- Challenge:
Only the number is wanted: count the lines in the data with "Normal" in them.

- Given data:

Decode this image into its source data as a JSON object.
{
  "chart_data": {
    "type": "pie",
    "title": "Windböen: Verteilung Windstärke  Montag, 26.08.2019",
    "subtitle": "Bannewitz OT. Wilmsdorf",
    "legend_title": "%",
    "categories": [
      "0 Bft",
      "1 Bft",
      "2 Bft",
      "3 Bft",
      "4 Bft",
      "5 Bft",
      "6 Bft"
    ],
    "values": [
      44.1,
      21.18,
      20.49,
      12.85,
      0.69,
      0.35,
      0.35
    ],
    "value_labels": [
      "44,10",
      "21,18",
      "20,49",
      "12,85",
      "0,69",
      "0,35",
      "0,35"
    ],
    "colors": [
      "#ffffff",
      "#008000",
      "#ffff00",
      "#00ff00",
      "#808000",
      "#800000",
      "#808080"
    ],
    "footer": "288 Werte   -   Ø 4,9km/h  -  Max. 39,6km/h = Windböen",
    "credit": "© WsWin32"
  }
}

...

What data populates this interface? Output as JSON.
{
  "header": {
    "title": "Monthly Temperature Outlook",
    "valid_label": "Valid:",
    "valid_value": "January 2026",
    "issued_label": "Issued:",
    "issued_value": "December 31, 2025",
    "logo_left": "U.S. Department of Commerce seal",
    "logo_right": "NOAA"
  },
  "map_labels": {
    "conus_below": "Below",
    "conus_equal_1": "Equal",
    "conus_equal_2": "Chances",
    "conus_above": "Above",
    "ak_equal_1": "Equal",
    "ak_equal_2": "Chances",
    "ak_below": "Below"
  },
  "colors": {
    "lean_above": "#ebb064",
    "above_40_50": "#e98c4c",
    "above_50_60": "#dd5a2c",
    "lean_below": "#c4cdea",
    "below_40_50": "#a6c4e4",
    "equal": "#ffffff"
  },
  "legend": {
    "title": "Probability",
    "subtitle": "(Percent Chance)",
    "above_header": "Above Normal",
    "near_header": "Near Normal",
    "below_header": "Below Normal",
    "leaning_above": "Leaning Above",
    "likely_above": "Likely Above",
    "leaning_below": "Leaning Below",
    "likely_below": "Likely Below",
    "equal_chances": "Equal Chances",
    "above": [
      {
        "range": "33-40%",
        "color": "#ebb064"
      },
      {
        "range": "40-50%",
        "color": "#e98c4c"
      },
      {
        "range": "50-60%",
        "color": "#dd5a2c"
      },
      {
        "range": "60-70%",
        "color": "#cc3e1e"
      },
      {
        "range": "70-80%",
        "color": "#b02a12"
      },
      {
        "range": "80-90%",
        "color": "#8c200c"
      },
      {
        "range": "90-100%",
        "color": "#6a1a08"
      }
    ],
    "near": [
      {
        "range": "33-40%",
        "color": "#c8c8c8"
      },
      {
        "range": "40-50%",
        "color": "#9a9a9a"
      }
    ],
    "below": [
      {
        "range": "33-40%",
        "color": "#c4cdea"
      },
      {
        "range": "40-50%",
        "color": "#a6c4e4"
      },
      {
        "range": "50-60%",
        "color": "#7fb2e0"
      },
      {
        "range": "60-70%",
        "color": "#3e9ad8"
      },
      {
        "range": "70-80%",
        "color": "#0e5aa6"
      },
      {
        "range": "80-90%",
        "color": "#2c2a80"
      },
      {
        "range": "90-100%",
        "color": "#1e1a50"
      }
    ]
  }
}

==

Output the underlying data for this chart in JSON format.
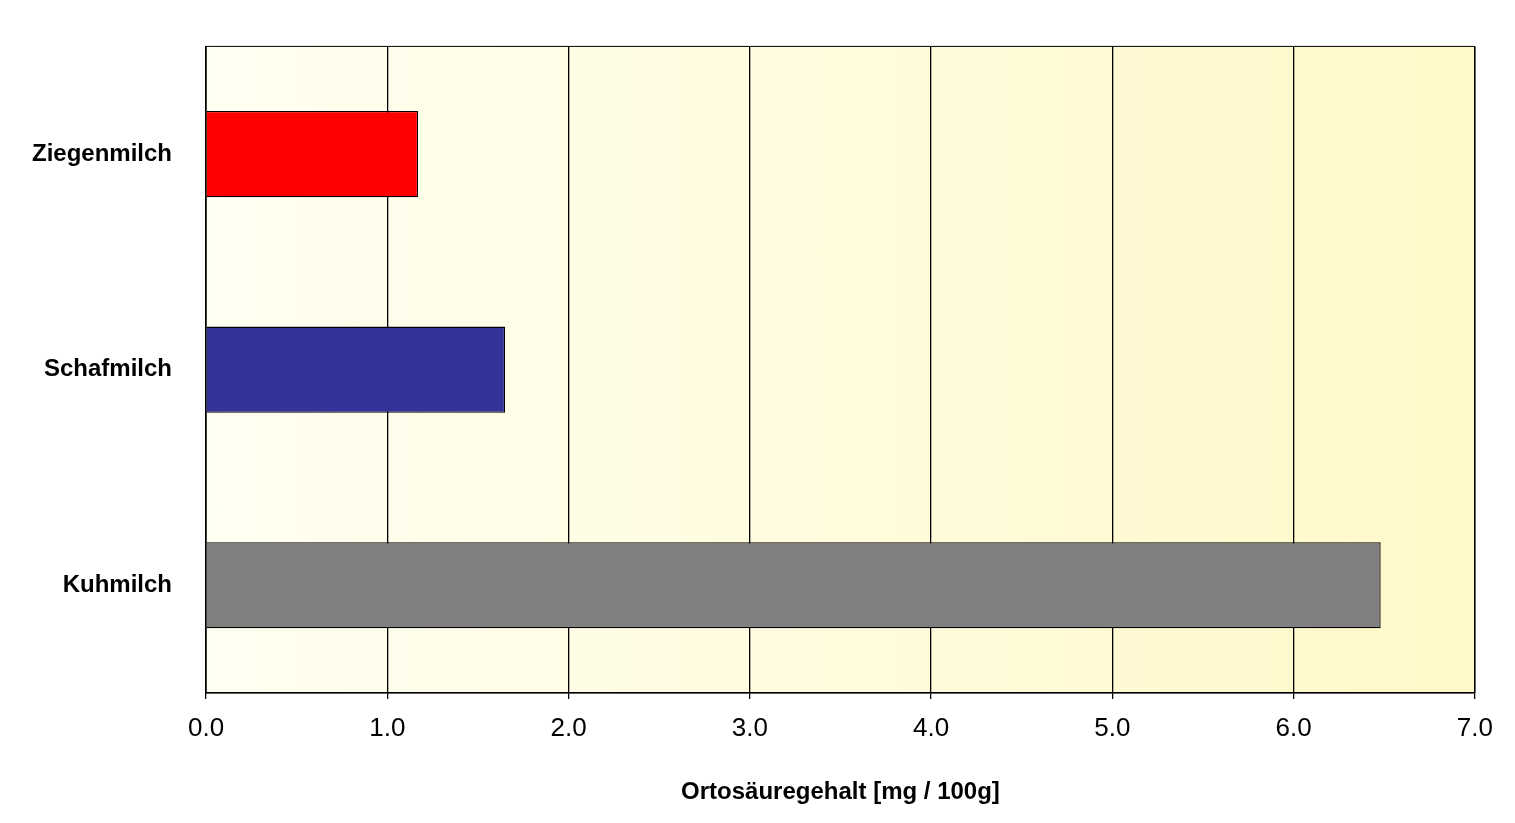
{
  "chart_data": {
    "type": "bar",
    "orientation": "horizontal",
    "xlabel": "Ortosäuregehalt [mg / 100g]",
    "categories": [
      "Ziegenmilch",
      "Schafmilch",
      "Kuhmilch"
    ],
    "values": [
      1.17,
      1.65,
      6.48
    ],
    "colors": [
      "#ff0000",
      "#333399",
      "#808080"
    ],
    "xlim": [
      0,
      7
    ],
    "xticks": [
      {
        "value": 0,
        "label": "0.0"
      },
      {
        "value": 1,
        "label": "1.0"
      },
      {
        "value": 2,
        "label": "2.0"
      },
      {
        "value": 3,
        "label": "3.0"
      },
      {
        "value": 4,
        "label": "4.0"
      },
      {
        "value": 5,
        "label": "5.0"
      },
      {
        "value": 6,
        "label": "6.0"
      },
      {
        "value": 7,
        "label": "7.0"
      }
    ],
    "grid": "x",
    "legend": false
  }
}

- Response to this exercise:
3